# TO BE DONE
Omit all pictures and give the records below again exactly as written.

# PROVIDED MATERIAL
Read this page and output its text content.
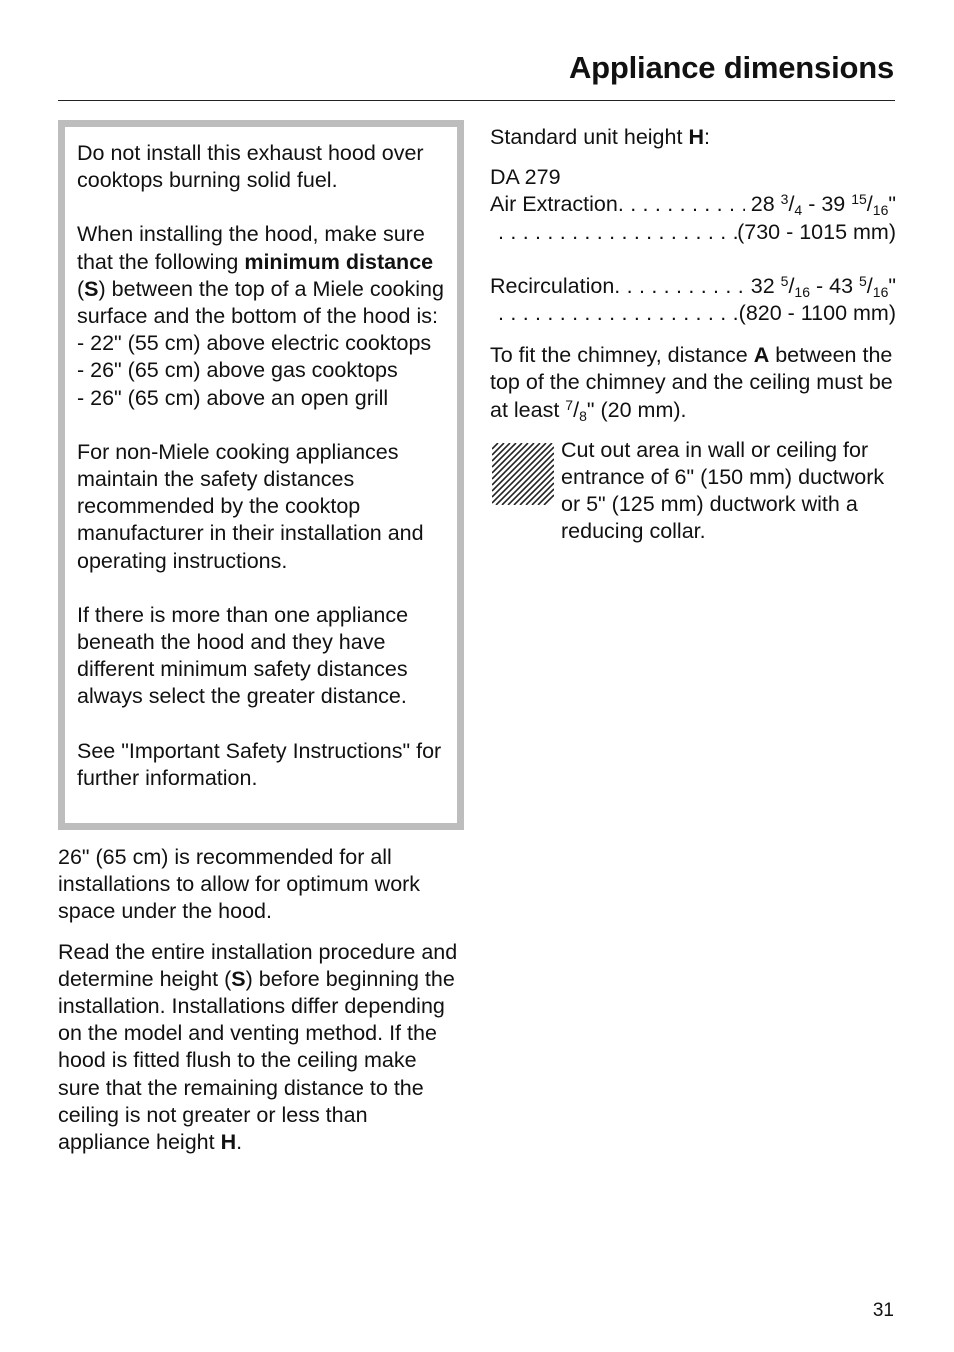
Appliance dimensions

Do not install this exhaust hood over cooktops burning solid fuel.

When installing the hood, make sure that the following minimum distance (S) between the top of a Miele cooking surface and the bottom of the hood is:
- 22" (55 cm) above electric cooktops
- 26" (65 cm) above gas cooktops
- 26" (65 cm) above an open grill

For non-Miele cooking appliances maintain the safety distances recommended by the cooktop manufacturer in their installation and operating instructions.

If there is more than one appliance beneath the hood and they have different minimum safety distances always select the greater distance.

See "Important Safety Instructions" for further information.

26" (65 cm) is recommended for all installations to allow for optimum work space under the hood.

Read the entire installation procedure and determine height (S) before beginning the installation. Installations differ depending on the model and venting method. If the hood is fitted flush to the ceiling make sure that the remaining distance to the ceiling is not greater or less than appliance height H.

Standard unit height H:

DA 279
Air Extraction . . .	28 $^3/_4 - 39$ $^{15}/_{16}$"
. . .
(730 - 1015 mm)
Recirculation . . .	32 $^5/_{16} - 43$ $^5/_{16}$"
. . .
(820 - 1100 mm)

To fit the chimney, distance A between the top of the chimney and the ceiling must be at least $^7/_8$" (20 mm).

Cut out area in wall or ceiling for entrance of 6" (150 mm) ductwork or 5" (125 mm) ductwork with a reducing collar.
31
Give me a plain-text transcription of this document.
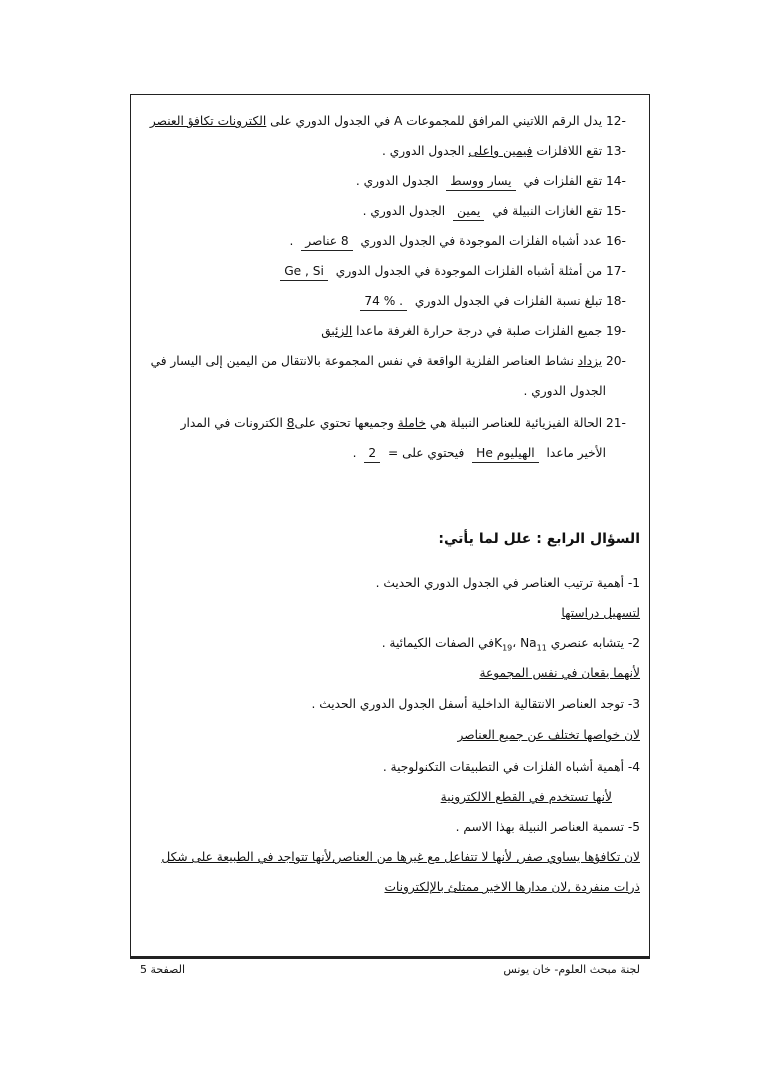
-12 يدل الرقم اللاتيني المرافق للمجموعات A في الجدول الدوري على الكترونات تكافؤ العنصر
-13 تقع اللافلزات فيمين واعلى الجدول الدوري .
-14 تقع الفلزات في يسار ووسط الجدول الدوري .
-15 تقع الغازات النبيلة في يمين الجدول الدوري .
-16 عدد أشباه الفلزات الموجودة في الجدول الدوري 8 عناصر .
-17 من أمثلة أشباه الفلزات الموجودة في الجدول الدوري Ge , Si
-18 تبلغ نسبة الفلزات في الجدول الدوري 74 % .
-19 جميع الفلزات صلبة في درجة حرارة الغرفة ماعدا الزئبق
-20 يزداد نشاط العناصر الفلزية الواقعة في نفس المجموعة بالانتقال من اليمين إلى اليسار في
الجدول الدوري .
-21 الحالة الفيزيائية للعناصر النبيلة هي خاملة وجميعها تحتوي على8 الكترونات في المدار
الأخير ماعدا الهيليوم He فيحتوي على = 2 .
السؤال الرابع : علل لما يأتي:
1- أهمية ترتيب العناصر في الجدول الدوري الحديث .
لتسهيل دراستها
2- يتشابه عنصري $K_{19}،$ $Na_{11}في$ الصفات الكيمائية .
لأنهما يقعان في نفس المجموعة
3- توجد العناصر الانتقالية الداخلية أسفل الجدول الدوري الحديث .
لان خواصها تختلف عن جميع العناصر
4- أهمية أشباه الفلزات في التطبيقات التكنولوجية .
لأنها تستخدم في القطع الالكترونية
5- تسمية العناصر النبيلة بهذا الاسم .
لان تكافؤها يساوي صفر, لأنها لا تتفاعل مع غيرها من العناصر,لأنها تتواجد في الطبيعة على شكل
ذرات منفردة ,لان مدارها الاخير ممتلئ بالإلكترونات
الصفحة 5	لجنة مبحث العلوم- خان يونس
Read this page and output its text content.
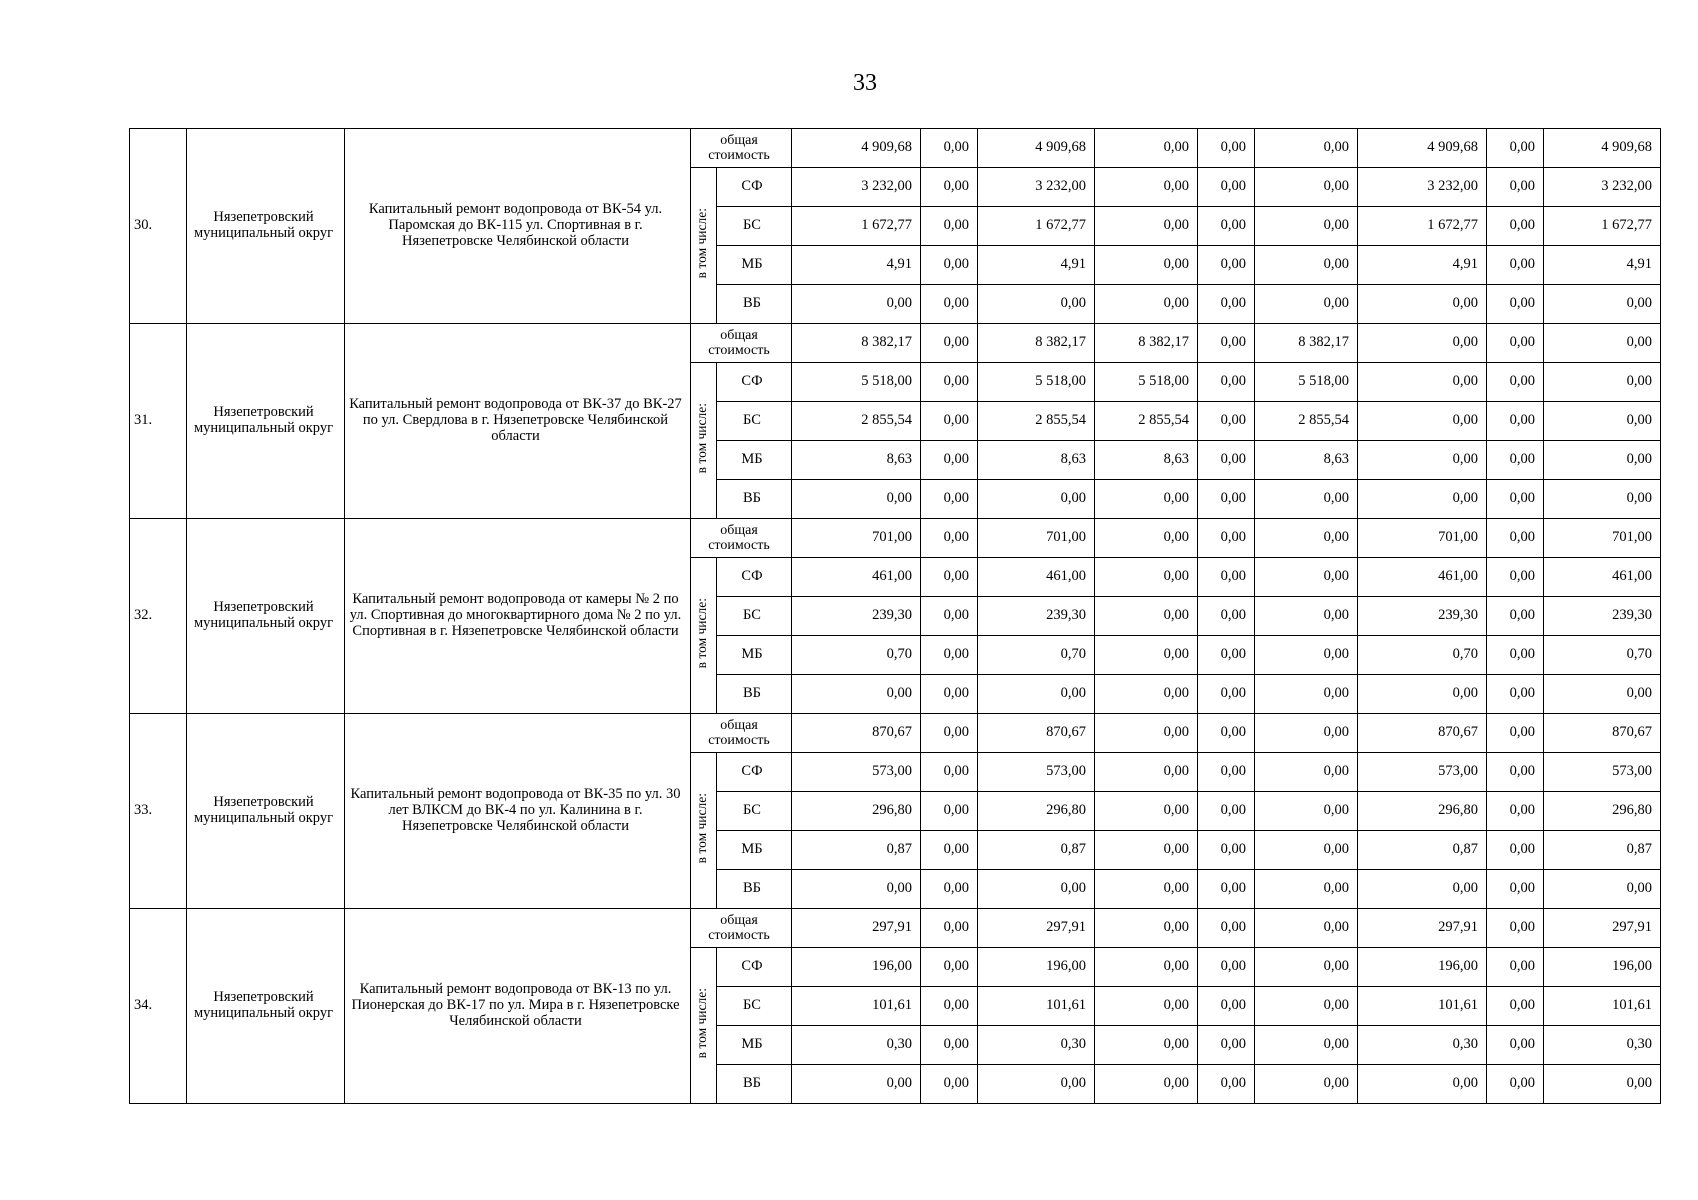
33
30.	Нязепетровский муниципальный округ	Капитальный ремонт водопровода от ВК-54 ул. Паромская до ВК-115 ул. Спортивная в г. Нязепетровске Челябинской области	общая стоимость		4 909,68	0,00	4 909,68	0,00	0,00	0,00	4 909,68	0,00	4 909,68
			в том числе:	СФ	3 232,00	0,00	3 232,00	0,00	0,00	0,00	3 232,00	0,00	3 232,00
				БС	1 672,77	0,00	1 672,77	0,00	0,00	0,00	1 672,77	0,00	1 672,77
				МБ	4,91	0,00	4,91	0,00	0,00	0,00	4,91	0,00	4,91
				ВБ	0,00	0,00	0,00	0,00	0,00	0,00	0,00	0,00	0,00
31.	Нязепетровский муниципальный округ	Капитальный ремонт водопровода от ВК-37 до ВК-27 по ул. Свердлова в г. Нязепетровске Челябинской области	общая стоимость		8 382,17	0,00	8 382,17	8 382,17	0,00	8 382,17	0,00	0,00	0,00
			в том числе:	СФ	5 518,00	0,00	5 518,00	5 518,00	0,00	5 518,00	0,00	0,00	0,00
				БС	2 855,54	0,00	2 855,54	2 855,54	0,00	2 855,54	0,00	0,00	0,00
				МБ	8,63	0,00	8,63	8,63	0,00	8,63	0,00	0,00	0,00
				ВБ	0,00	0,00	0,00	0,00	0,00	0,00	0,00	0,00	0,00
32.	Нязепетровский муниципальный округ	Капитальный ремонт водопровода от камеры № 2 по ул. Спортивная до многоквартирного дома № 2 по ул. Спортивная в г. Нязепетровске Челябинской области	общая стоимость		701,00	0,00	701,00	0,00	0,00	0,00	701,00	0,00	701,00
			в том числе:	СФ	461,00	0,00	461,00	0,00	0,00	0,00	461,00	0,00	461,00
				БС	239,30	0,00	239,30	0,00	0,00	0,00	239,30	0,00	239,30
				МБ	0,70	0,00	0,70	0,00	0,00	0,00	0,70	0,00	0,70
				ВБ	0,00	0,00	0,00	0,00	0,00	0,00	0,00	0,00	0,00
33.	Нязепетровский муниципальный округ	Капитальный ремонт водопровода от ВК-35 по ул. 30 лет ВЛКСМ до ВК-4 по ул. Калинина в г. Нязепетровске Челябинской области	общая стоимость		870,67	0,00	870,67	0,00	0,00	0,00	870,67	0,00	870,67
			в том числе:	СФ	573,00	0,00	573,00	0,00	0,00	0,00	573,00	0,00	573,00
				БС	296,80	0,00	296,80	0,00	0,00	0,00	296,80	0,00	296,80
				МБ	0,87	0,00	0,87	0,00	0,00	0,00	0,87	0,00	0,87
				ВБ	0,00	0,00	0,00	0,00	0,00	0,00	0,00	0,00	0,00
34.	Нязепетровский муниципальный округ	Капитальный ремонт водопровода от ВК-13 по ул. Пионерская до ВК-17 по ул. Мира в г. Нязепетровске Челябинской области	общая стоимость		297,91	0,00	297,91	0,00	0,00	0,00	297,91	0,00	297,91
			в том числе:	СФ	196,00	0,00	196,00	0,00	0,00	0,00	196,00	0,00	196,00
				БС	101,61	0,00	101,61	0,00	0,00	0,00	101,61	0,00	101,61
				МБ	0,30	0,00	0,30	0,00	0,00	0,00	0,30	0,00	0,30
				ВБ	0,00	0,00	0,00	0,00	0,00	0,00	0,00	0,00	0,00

# REPLY TO THE EXERCISE
Read this page and output its text content.
Appliance dimensions

Do not install this exhaust hood over cooktops burning solid fuel.

When installing the hood, make sure that the following minimum distance (S) between the top of a Miele cooking surface and the bottom of the hood is:
- 22" (55 cm) above electric cooktops
- 26" (65 cm) above gas cooktops
- 26" (65 cm) above an open grill

For non-Miele cooking appliances maintain the safety distances recommended by the cooktop manufacturer in their installation and operating instructions.

If there is more than one appliance beneath the hood and they have different minimum safety distances always select the greater distance.

See "Important Safety Instructions" for further information.

26" (65 cm) is recommended for all installations to allow for optimum work space under the hood.

Read the entire installation procedure and determine height (S) before beginning the installation. Installations differ depending on the model and venting method. If the hood is fitted flush to the ceiling make sure that the remaining distance to the ceiling is not greater or less than appliance height H.

Standard unit height H:

DA 279
Air Extraction . . .	28 $^3/_4 - 39$ $^{15}/_{16}$"
. . .
(730 - 1015 mm)
Recirculation . . .	32 $^5/_{16} - 43$ $^5/_{16}$"
. . .
(820 - 1100 mm)

To fit the chimney, distance A between the top of the chimney and the ceiling must be at least $^7/_8$" (20 mm).

Cut out area in wall or ceiling for entrance of 6" (150 mm) ductwork or 5" (125 mm) ductwork with a reducing collar.
31
Give me a plain-text transcription of this document.
-12 يدل الرقم اللاتيني المرافق للمجموعات A في الجدول الدوري على الكترونات تكافؤ العنصر
-13 تقع اللافلزات فيمين واعلى الجدول الدوري .
-14 تقع الفلزات في يسار ووسط الجدول الدوري .
-15 تقع الغازات النبيلة في يمين الجدول الدوري .
-16 عدد أشباه الفلزات الموجودة في الجدول الدوري 8 عناصر .
-17 من أمثلة أشباه الفلزات الموجودة في الجدول الدوري Ge , Si
-18 تبلغ نسبة الفلزات في الجدول الدوري 74 % .
-19 جميع الفلزات صلبة في درجة حرارة الغرفة ماعدا الزئبق
-20 يزداد نشاط العناصر الفلزية الواقعة في نفس المجموعة بالانتقال من اليمين إلى اليسار في
الجدول الدوري .
-21 الحالة الفيزيائية للعناصر النبيلة هي خاملة وجميعها تحتوي على8 الكترونات في المدار
الأخير ماعدا الهيليوم He فيحتوي على = 2 .
السؤال الرابع : علل لما يأتي:
1- أهمية ترتيب العناصر في الجدول الدوري الحديث .
لتسهيل دراستها
2- يتشابه عنصري $K_{19}،$ $Na_{11}في$ الصفات الكيمائية .
لأنهما يقعان في نفس المجموعة
3- توجد العناصر الانتقالية الداخلية أسفل الجدول الدوري الحديث .
لان خواصها تختلف عن جميع العناصر
4- أهمية أشباه الفلزات في التطبيقات التكنولوجية .
لأنها تستخدم في القطع الالكترونية
5- تسمية العناصر النبيلة بهذا الاسم .
لان تكافؤها يساوي صفر, لأنها لا تتفاعل مع غيرها من العناصر,لأنها تتواجد في الطبيعة على شكل
ذرات منفردة ,لان مدارها الاخير ممتلئ بالإلكترونات
الصفحة 5	لجنة مبحث العلوم- خان يونس
Read this page and output its text content.
33
30.	Нязепетровский муниципальный округ	Капитальный ремонт водопровода от ВК-54 ул. Паромская до ВК-115 ул. Спортивная в г. Нязепетровске Челябинской области	общая стоимость		4 909,68	0,00	4 909,68	0,00	0,00	0,00	4 909,68	0,00	4 909,68
			в том числе:	СФ	3 232,00	0,00	3 232,00	0,00	0,00	0,00	3 232,00	0,00	3 232,00
				БС	1 672,77	0,00	1 672,77	0,00	0,00	0,00	1 672,77	0,00	1 672,77
				МБ	4,91	0,00	4,91	0,00	0,00	0,00	4,91	0,00	4,91
				ВБ	0,00	0,00	0,00	0,00	0,00	0,00	0,00	0,00	0,00
31.	Нязепетровский муниципальный округ	Капитальный ремонт водопровода от ВК-37 до ВК-27 по ул. Свердлова в г. Нязепетровске Челябинской области	общая стоимость		8 382,17	0,00	8 382,17	8 382,17	0,00	8 382,17	0,00	0,00	0,00
			в том числе:	СФ	5 518,00	0,00	5 518,00	5 518,00	0,00	5 518,00	0,00	0,00	0,00
				БС	2 855,54	0,00	2 855,54	2 855,54	0,00	2 855,54	0,00	0,00	0,00
				МБ	8,63	0,00	8,63	8,63	0,00	8,63	0,00	0,00	0,00
				ВБ	0,00	0,00	0,00	0,00	0,00	0,00	0,00	0,00	0,00
32.	Нязепетровский муниципальный округ	Капитальный ремонт водопровода от камеры № 2 по ул. Спортивная до многоквартирного дома № 2 по ул. Спортивная в г. Нязепетровске Челябинской области	общая стоимость		701,00	0,00	701,00	0,00	0,00	0,00	701,00	0,00	701,00
			в том числе:	СФ	461,00	0,00	461,00	0,00	0,00	0,00	461,00	0,00	461,00
				БС	239,30	0,00	239,30	0,00	0,00	0,00	239,30	0,00	239,30
				МБ	0,70	0,00	0,70	0,00	0,00	0,00	0,70	0,00	0,70
				ВБ	0,00	0,00	0,00	0,00	0,00	0,00	0,00	0,00	0,00
33.	Нязепетровский муниципальный округ	Капитальный ремонт водопровода от ВК-35 по ул. 30 лет ВЛКСМ до ВК-4 по ул. Калинина в г. Нязепетровске Челябинской области	общая стоимость		870,67	0,00	870,67	0,00	0,00	0,00	870,67	0,00	870,67
			в том числе:	СФ	573,00	0,00	573,00	0,00	0,00	0,00	573,00	0,00	573,00
				БС	296,80	0,00	296,80	0,00	0,00	0,00	296,80	0,00	296,80
				МБ	0,87	0,00	0,87	0,00	0,00	0,00	0,87	0,00	0,87
				ВБ	0,00	0,00	0,00	0,00	0,00	0,00	0,00	0,00	0,00
34.	Нязепетровский муниципальный округ	Капитальный ремонт водопровода от ВК-13 по ул. Пионерская до ВК-17 по ул. Мира в г. Нязепетровске Челябинской области	общая стоимость		297,91	0,00	297,91	0,00	0,00	0,00	297,91	0,00	297,91
			в том числе:	СФ	196,00	0,00	196,00	0,00	0,00	0,00	196,00	0,00	196,00
				БС	101,61	0,00	101,61	0,00	0,00	0,00	101,61	0,00	101,61
				МБ	0,30	0,00	0,30	0,00	0,00	0,00	0,30	0,00	0,30
				ВБ	0,00	0,00	0,00	0,00	0,00	0,00	0,00	0,00	0,00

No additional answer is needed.